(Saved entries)

________________________

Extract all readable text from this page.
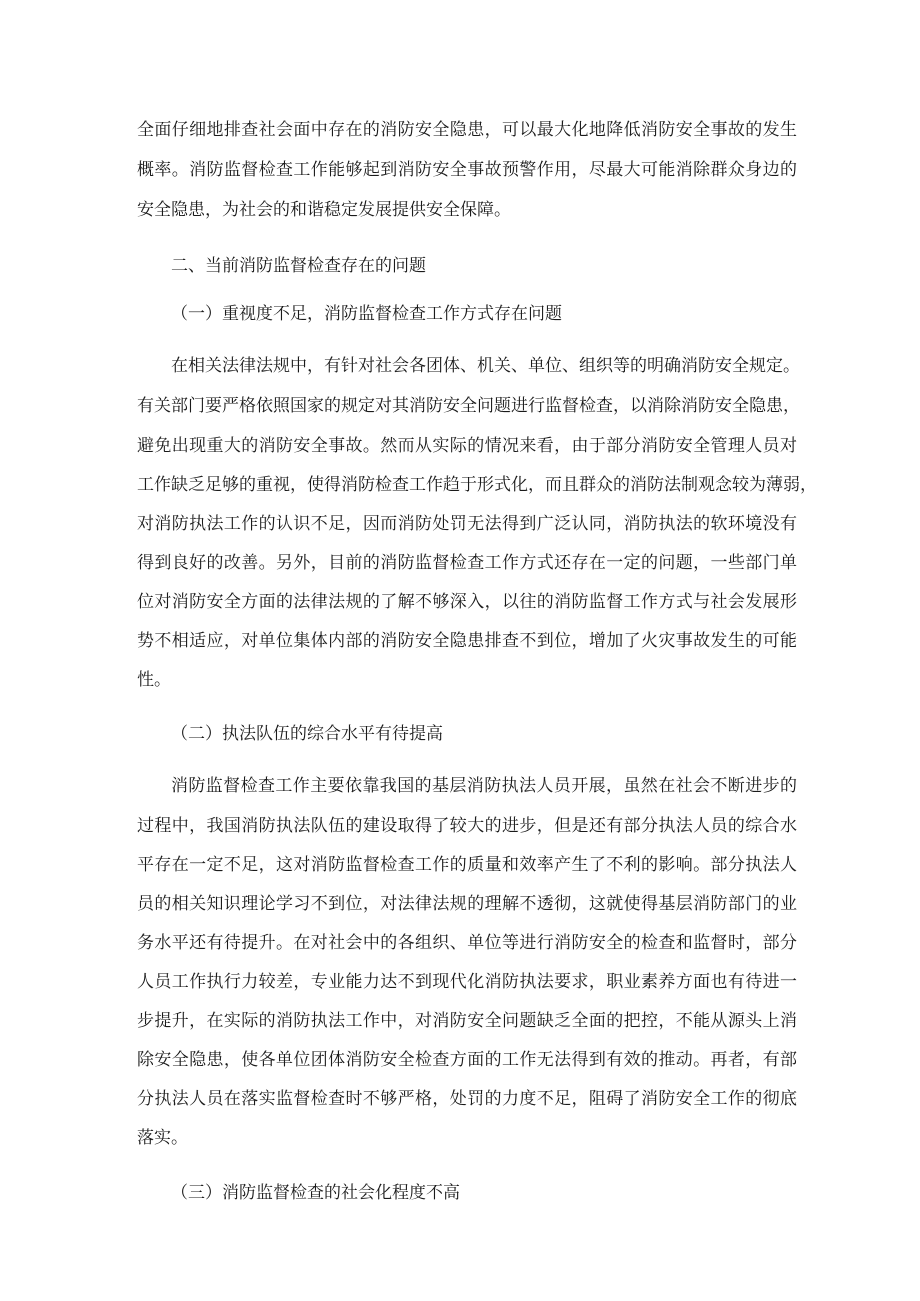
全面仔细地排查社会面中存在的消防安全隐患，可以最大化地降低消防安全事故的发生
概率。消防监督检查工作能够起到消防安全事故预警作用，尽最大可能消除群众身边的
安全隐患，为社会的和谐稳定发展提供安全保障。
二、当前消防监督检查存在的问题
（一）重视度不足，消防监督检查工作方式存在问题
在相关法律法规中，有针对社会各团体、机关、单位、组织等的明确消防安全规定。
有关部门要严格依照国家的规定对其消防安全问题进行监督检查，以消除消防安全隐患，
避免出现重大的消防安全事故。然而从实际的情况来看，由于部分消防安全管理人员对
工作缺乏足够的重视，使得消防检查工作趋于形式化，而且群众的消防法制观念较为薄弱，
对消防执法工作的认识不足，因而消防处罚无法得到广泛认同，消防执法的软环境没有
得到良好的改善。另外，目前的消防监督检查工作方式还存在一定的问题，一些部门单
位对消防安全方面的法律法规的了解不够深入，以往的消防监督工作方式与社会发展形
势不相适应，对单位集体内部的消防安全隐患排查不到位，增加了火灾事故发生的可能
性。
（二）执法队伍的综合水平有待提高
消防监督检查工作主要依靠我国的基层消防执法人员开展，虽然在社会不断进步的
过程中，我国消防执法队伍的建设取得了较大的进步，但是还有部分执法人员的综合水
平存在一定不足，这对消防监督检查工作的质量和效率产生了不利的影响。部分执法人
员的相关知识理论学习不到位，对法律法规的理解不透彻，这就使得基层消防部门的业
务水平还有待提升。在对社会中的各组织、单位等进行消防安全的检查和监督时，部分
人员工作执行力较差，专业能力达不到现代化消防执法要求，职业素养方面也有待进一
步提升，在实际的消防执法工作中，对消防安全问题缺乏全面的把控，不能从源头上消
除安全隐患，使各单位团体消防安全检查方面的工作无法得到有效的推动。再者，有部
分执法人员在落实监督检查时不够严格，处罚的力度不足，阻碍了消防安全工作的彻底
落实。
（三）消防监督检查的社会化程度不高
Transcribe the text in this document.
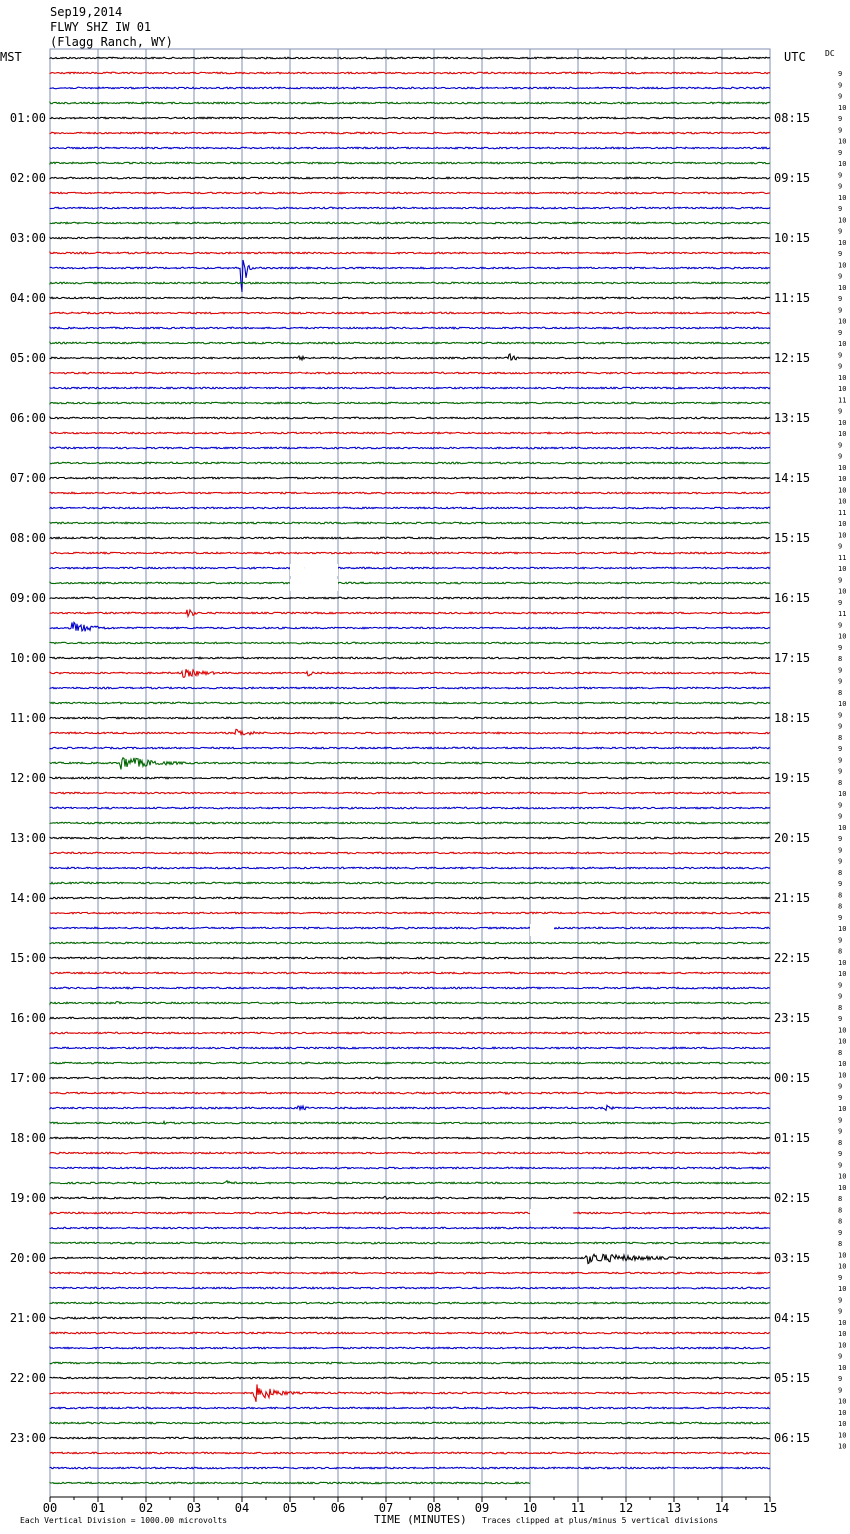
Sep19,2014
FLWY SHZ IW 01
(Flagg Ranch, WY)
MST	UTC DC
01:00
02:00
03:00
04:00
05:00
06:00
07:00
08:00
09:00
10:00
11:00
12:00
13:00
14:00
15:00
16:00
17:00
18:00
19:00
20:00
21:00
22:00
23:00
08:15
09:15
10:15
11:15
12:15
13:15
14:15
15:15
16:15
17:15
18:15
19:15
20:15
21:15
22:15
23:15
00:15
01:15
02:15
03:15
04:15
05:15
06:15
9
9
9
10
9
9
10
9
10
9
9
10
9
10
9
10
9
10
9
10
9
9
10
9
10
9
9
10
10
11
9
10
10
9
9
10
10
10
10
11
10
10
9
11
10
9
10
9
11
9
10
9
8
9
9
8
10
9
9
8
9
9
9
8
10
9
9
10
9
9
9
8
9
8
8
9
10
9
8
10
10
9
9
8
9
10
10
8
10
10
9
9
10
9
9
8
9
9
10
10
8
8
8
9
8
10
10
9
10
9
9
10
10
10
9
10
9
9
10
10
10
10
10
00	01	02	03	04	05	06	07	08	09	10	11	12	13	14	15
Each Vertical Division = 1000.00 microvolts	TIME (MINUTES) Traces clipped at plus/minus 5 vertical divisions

________________________

Every record above should be written out again without change, except that the pictures are left out.

*Task answer*:
Extract all readable text from this page.
全面仔细地排查社会面中存在的消防安全隐患，可以最大化地降低消防安全事故的发生
概率。消防监督检查工作能够起到消防安全事故预警作用，尽最大可能消除群众身边的
安全隐患，为社会的和谐稳定发展提供安全保障。
二、当前消防监督检查存在的问题
（一）重视度不足，消防监督检查工作方式存在问题
在相关法律法规中，有针对社会各团体、机关、单位、组织等的明确消防安全规定。
有关部门要严格依照国家的规定对其消防安全问题进行监督检查，以消除消防安全隐患，
避免出现重大的消防安全事故。然而从实际的情况来看，由于部分消防安全管理人员对
工作缺乏足够的重视，使得消防检查工作趋于形式化，而且群众的消防法制观念较为薄弱，
对消防执法工作的认识不足，因而消防处罚无法得到广泛认同，消防执法的软环境没有
得到良好的改善。另外，目前的消防监督检查工作方式还存在一定的问题，一些部门单
位对消防安全方面的法律法规的了解不够深入，以往的消防监督工作方式与社会发展形
势不相适应，对单位集体内部的消防安全隐患排查不到位，增加了火灾事故发生的可能
性。
（二）执法队伍的综合水平有待提高
消防监督检查工作主要依靠我国的基层消防执法人员开展，虽然在社会不断进步的
过程中，我国消防执法队伍的建设取得了较大的进步，但是还有部分执法人员的综合水
平存在一定不足，这对消防监督检查工作的质量和效率产生了不利的影响。部分执法人
员的相关知识理论学习不到位，对法律法规的理解不透彻，这就使得基层消防部门的业
务水平还有待提升。在对社会中的各组织、单位等进行消防安全的检查和监督时，部分
人员工作执行力较差，专业能力达不到现代化消防执法要求，职业素养方面也有待进一
步提升，在实际的消防执法工作中，对消防安全问题缺乏全面的把控，不能从源头上消
除安全隐患，使各单位团体消防安全检查方面的工作无法得到有效的推动。再者，有部
分执法人员在落实监督检查时不够严格，处罚的力度不足，阻碍了消防安全工作的彻底
落实。
（三）消防监督检查的社会化程度不高
Transcribe the text in this document.
Sep19,2014
FLWY SHZ IW 01
(Flagg Ranch, WY)
MST	UTC DC
01:00
02:00
03:00
04:00
05:00
06:00
07:00
08:00
09:00
10:00
11:00
12:00
13:00
14:00
15:00
16:00
17:00
18:00
19:00
20:00
21:00
22:00
23:00
08:15
09:15
10:15
11:15
12:15
13:15
14:15
15:15
16:15
17:15
18:15
19:15
20:15
21:15
22:15
23:15
00:15
01:15
02:15
03:15
04:15
05:15
06:15
9
9
9
10
9
9
10
9
10
9
9
10
9
10
9
10
9
10
9
10
9
9
10
9
10
9
9
10
10
11
9
10
10
9
9
10
10
10
10
11
10
10
9
11
10
9
10
9
11
9
10
9
8
9
9
8
10
9
9
8
9
9
9
8
10
9
9
10
9
9
9
8
9
8
8
9
10
9
8
10
10
9
9
8
9
10
10
8
10
10
9
9
10
9
9
8
9
9
10
10
8
8
8
9
8
10
10
9
10
9
9
10
10
10
9
10
9
9
10
10
10
10
10
00	01	02	03	04	05	06	07	08	09	10	11	12	13	14	15
Each Vertical Division = 1000.00 microvolts	TIME (MINUTES) Traces clipped at plus/minus 5 vertical divisions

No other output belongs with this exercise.